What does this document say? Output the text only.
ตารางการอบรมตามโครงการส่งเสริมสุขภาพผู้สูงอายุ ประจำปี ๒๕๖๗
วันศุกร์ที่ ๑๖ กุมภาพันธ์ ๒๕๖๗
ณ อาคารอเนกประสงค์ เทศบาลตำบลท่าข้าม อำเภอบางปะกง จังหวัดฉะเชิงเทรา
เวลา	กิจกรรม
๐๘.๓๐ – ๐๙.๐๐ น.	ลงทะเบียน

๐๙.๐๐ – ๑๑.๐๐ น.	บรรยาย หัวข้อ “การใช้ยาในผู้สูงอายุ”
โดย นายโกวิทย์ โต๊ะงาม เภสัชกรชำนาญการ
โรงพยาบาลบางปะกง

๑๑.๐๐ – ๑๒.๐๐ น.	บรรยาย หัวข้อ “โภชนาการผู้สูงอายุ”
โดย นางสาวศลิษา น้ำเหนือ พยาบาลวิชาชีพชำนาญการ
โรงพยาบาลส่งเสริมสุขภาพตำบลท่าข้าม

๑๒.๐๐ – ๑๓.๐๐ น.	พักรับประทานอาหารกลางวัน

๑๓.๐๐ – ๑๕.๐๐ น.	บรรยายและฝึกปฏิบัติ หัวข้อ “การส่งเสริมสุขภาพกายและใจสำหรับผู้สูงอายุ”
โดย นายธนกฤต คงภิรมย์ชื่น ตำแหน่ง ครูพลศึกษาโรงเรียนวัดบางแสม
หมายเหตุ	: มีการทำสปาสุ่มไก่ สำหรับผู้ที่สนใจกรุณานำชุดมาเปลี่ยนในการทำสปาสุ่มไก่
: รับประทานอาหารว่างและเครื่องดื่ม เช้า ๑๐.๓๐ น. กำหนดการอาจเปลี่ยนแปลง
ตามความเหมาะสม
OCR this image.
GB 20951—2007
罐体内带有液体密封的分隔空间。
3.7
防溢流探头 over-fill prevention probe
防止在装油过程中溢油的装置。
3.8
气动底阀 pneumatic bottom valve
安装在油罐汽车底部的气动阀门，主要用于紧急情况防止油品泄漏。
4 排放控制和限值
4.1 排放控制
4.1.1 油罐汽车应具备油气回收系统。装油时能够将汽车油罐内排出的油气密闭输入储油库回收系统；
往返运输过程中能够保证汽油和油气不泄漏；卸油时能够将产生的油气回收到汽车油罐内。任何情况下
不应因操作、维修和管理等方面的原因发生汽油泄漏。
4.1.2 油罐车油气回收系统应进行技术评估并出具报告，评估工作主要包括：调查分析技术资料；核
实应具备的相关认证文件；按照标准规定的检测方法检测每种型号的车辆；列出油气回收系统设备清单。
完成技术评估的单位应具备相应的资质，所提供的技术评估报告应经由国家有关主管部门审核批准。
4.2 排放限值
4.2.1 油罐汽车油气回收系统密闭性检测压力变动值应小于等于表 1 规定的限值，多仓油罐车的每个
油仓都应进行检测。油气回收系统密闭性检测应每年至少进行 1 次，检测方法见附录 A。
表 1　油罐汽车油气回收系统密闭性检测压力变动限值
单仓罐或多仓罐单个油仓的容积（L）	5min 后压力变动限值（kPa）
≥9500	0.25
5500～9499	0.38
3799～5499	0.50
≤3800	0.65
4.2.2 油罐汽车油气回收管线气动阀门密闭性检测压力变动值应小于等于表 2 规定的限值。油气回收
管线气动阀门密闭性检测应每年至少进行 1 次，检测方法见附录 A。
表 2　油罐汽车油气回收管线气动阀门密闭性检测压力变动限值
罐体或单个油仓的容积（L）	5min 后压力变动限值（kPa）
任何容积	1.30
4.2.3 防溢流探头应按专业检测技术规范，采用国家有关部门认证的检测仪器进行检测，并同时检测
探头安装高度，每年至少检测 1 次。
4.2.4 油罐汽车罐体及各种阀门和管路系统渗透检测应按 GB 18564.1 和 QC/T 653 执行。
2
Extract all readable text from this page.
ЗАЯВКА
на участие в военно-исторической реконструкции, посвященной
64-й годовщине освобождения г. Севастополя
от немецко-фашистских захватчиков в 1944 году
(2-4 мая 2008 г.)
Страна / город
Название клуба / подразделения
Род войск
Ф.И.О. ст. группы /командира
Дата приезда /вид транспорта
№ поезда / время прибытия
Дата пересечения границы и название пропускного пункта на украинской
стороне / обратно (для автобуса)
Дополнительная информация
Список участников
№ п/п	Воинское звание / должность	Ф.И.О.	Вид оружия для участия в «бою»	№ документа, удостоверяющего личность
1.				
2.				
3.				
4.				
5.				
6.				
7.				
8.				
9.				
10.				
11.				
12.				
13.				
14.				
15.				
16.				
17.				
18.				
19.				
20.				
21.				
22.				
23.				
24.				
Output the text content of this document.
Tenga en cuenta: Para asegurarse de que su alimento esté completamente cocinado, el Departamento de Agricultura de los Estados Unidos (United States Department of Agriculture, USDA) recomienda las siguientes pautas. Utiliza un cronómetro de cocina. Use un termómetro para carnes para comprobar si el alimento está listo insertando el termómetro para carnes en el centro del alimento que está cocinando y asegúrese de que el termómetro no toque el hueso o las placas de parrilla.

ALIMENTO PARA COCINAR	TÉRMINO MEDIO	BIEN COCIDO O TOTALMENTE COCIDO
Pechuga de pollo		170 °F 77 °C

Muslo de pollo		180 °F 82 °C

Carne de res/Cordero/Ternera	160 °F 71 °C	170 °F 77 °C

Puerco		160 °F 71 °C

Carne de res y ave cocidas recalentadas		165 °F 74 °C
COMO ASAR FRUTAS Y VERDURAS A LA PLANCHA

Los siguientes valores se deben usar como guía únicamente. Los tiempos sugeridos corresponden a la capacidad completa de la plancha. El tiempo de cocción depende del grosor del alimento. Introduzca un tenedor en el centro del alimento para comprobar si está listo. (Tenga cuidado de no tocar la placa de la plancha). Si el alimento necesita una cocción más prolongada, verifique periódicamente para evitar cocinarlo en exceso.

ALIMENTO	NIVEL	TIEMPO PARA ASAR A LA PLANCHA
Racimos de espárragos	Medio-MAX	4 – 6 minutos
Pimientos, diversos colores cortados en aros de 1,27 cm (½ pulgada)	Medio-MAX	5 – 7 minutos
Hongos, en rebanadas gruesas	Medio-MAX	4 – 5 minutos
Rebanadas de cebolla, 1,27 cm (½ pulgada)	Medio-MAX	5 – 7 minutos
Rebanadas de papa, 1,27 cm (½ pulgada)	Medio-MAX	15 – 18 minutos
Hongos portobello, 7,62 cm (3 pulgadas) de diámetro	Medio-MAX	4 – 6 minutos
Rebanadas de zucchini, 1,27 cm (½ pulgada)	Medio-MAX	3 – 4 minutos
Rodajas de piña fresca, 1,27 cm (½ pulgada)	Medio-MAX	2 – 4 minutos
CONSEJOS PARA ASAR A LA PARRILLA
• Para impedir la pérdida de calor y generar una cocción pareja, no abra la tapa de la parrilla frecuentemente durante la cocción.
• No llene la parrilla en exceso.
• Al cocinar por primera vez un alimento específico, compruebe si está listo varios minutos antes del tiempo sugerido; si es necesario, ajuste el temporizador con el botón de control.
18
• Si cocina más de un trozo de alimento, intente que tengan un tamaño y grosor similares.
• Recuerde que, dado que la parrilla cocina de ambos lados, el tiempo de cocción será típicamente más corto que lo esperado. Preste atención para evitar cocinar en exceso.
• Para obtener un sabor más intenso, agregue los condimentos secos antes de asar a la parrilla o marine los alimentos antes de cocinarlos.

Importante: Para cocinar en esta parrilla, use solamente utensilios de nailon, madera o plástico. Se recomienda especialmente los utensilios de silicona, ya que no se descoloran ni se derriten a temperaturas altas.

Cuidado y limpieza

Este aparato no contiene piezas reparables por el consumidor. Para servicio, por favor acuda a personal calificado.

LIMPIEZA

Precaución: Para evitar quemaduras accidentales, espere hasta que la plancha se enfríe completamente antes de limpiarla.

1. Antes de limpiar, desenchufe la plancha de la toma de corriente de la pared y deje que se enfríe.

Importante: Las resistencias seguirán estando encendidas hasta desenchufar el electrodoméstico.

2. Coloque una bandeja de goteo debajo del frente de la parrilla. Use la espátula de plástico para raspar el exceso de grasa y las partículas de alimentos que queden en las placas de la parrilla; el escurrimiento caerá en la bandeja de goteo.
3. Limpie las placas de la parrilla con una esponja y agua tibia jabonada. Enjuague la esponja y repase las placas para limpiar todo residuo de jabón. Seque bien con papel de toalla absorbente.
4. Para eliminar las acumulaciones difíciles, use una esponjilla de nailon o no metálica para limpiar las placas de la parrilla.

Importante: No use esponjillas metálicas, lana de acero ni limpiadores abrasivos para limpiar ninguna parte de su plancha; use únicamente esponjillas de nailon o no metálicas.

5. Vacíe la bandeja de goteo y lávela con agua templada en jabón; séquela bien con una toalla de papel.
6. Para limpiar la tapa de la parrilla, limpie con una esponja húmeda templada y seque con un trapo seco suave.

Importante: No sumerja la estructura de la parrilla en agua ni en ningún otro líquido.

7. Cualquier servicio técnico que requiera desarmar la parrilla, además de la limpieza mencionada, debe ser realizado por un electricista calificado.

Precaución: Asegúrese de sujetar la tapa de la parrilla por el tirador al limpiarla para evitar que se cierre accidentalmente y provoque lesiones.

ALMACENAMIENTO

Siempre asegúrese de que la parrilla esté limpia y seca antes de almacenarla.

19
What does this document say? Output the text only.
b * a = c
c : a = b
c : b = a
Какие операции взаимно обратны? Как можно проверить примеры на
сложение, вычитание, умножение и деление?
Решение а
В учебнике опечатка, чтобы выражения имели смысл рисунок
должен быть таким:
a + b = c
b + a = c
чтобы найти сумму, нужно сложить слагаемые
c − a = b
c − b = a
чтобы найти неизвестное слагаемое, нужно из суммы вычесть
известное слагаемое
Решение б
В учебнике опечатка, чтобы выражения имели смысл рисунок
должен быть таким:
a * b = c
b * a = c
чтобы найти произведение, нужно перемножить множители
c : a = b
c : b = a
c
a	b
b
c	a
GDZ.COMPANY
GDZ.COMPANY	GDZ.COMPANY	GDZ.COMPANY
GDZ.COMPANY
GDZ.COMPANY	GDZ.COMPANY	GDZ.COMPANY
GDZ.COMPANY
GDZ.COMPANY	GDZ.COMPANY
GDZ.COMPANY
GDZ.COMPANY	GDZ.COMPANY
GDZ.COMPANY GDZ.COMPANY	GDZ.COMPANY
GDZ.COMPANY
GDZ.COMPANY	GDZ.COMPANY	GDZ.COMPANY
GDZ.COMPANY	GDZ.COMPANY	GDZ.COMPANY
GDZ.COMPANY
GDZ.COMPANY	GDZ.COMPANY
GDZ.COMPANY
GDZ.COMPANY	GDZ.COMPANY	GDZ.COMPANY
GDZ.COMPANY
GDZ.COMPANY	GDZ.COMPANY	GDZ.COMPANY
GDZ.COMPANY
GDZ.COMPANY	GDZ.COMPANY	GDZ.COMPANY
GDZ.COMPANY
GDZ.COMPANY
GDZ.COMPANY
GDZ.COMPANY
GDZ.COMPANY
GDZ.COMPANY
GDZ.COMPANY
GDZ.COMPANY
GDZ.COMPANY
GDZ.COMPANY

■ ■ ■ ■ ■ ■ ■

GOAL OF THE EXERCISE |
Return each line among the entries that holds the word "enfríe".

ANSWER IN FULL |
Precaución: Para evitar quemaduras accidentales, espere hasta que la plancha se enfríe completamente antes de limpiarla.
1. Antes de limpiar, desenchufe la plancha de la toma de corriente de la pared y deje que se enfríe.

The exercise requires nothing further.